• _Task description_
Write out all of the data without omission, exactly as shown.

• _Data to process_

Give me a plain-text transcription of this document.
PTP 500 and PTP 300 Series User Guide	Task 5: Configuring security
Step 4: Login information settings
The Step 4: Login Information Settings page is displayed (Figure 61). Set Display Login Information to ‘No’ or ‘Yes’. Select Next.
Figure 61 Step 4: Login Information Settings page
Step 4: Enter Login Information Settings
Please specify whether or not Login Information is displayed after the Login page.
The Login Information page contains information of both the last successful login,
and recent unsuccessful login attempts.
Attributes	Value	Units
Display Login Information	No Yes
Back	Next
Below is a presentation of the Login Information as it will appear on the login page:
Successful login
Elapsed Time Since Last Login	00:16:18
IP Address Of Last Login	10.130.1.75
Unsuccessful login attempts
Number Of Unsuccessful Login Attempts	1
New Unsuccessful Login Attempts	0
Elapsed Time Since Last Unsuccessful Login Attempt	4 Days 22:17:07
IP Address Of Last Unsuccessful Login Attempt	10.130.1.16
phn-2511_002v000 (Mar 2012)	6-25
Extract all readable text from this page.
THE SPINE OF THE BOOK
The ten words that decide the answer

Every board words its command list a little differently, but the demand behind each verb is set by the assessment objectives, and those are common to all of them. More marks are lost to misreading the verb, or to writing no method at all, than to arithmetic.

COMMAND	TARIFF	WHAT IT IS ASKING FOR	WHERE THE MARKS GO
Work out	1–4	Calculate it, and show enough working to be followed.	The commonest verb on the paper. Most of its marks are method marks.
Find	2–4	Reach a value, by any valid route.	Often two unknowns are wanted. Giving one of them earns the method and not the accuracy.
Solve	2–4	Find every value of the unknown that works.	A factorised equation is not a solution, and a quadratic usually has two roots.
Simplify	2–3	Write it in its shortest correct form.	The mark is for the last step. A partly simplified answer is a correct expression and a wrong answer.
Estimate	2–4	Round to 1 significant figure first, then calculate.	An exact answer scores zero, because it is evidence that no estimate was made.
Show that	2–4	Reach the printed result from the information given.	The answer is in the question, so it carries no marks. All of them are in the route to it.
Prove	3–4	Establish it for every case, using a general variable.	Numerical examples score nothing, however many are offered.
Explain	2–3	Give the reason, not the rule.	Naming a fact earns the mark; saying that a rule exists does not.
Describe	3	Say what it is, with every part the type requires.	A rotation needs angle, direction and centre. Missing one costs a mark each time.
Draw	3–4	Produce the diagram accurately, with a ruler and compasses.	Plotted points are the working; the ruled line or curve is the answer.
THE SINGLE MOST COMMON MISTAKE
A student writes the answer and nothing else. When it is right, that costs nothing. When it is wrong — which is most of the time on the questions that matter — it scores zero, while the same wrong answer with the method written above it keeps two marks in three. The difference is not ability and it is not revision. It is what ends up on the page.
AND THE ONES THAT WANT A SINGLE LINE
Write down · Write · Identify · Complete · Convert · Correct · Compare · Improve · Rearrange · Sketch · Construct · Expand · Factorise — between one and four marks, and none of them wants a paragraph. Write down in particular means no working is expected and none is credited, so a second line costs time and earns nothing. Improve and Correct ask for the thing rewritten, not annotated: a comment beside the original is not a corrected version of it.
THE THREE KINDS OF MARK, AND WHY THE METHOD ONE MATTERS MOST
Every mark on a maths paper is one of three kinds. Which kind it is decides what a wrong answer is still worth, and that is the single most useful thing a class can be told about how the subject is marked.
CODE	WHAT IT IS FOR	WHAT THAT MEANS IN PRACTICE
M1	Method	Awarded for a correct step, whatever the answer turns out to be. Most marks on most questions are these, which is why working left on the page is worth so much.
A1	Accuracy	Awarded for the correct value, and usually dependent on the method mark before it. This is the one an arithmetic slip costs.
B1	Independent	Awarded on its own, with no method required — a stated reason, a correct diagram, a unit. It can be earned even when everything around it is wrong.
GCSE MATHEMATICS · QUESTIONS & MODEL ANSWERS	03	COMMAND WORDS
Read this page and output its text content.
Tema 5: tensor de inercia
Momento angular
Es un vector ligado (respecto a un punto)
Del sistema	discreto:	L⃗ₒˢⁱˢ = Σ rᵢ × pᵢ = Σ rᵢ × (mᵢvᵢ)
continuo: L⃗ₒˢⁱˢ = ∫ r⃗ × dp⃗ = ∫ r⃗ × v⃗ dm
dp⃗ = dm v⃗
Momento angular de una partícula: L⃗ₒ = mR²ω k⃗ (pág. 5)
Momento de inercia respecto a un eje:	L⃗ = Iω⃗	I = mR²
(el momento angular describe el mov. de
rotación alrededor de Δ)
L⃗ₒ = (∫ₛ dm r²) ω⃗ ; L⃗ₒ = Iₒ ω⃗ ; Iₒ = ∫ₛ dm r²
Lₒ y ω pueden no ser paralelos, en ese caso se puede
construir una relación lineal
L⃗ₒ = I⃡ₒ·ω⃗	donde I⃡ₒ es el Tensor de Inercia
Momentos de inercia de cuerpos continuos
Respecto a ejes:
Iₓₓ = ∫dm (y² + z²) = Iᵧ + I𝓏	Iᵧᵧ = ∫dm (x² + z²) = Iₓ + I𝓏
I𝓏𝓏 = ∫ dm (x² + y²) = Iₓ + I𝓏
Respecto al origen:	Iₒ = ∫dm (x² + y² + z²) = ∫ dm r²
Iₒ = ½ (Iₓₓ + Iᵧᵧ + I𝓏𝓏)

• _Expected answer_
Give me a plain-text transcription of this document.
PTP 500 and PTP 300 Series User Guide	Task 5: Configuring security
Step 4: Login information settings
The Step 4: Login Information Settings page is displayed (Figure 61). Set Display Login Information to ‘No’ or ‘Yes’. Select Next.
Figure 61 Step 4: Login Information Settings page
Step 4: Enter Login Information Settings
Please specify whether or not Login Information is displayed after the Login page.
The Login Information page contains information of both the last successful login,
and recent unsuccessful login attempts.
Attributes	Value	Units
Display Login Information	No Yes
Back	Next
Below is a presentation of the Login Information as it will appear on the login page:
Successful login
Elapsed Time Since Last Login	00:16:18
IP Address Of Last Login	10.130.1.75
Unsuccessful login attempts
Number Of Unsuccessful Login Attempts	1
New Unsuccessful Login Attempts	0
Elapsed Time Since Last Unsuccessful Login Attempt	4 Days 22:17:07
IP Address Of Last Unsuccessful Login Attempt	10.130.1.16
phn-2511_002v000 (Mar 2012)	6-25
Extract all readable text from this page.
THE SPINE OF THE BOOK
The ten words that decide the answer

Every board words its command list a little differently, but the demand behind each verb is set by the assessment objectives, and those are common to all of them. More marks are lost to misreading the verb, or to writing no method at all, than to arithmetic.

COMMAND	TARIFF	WHAT IT IS ASKING FOR	WHERE THE MARKS GO
Work out	1–4	Calculate it, and show enough working to be followed.	The commonest verb on the paper. Most of its marks are method marks.
Find	2–4	Reach a value, by any valid route.	Often two unknowns are wanted. Giving one of them earns the method and not the accuracy.
Solve	2–4	Find every value of the unknown that works.	A factorised equation is not a solution, and a quadratic usually has two roots.
Simplify	2–3	Write it in its shortest correct form.	The mark is for the last step. A partly simplified answer is a correct expression and a wrong answer.
Estimate	2–4	Round to 1 significant figure first, then calculate.	An exact answer scores zero, because it is evidence that no estimate was made.
Show that	2–4	Reach the printed result from the information given.	The answer is in the question, so it carries no marks. All of them are in the route to it.
Prove	3–4	Establish it for every case, using a general variable.	Numerical examples score nothing, however many are offered.
Explain	2–3	Give the reason, not the rule.	Naming a fact earns the mark; saying that a rule exists does not.
Describe	3	Say what it is, with every part the type requires.	A rotation needs angle, direction and centre. Missing one costs a mark each time.
Draw	3–4	Produce the diagram accurately, with a ruler and compasses.	Plotted points are the working; the ruled line or curve is the answer.
THE SINGLE MOST COMMON MISTAKE
A student writes the answer and nothing else. When it is right, that costs nothing. When it is wrong — which is most of the time on the questions that matter — it scores zero, while the same wrong answer with the method written above it keeps two marks in three. The difference is not ability and it is not revision. It is what ends up on the page.
AND THE ONES THAT WANT A SINGLE LINE
Write down · Write · Identify · Complete · Convert · Correct · Compare · Improve · Rearrange · Sketch · Construct · Expand · Factorise — between one and four marks, and none of them wants a paragraph. Write down in particular means no working is expected and none is credited, so a second line costs time and earns nothing. Improve and Correct ask for the thing rewritten, not annotated: a comment beside the original is not a corrected version of it.
THE THREE KINDS OF MARK, AND WHY THE METHOD ONE MATTERS MOST
Every mark on a maths paper is one of three kinds. Which kind it is decides what a wrong answer is still worth, and that is the single most useful thing a class can be told about how the subject is marked.
CODE	WHAT IT IS FOR	WHAT THAT MEANS IN PRACTICE
M1	Method	Awarded for a correct step, whatever the answer turns out to be. Most marks on most questions are these, which is why working left on the page is worth so much.
A1	Accuracy	Awarded for the correct value, and usually dependent on the method mark before it. This is the one an arithmetic slip costs.
B1	Independent	Awarded on its own, with no method required — a stated reason, a correct diagram, a unit. It can be earned even when everything around it is wrong.
GCSE MATHEMATICS · QUESTIONS & MODEL ANSWERS	03	COMMAND WORDS
Read this page and output its text content.
Tema 5: tensor de inercia
Momento angular
Es un vector ligado (respecto a un punto)
Del sistema	discreto:	L⃗ₒˢⁱˢ = Σ rᵢ × pᵢ = Σ rᵢ × (mᵢvᵢ)
continuo: L⃗ₒˢⁱˢ = ∫ r⃗ × dp⃗ = ∫ r⃗ × v⃗ dm
dp⃗ = dm v⃗
Momento angular de una partícula: L⃗ₒ = mR²ω k⃗ (pág. 5)
Momento de inercia respecto a un eje:	L⃗ = Iω⃗	I = mR²
(el momento angular describe el mov. de
rotación alrededor de Δ)
L⃗ₒ = (∫ₛ dm r²) ω⃗ ; L⃗ₒ = Iₒ ω⃗ ; Iₒ = ∫ₛ dm r²
Lₒ y ω pueden no ser paralelos, en ese caso se puede
construir una relación lineal
L⃗ₒ = I⃡ₒ·ω⃗	donde I⃡ₒ es el Tensor de Inercia
Momentos de inercia de cuerpos continuos
Respecto a ejes:
Iₓₓ = ∫dm (y² + z²) = Iᵧ + I𝓏	Iᵧᵧ = ∫dm (x² + z²) = Iₓ + I𝓏
I𝓏𝓏 = ∫ dm (x² + y²) = Iₓ + I𝓏
Respecto al origen:	Iₒ = ∫dm (x² + y² + z²) = ∫ dm r²
Iₒ = ½ (Iₓₓ + Iᵧᵧ + I𝓏𝓏)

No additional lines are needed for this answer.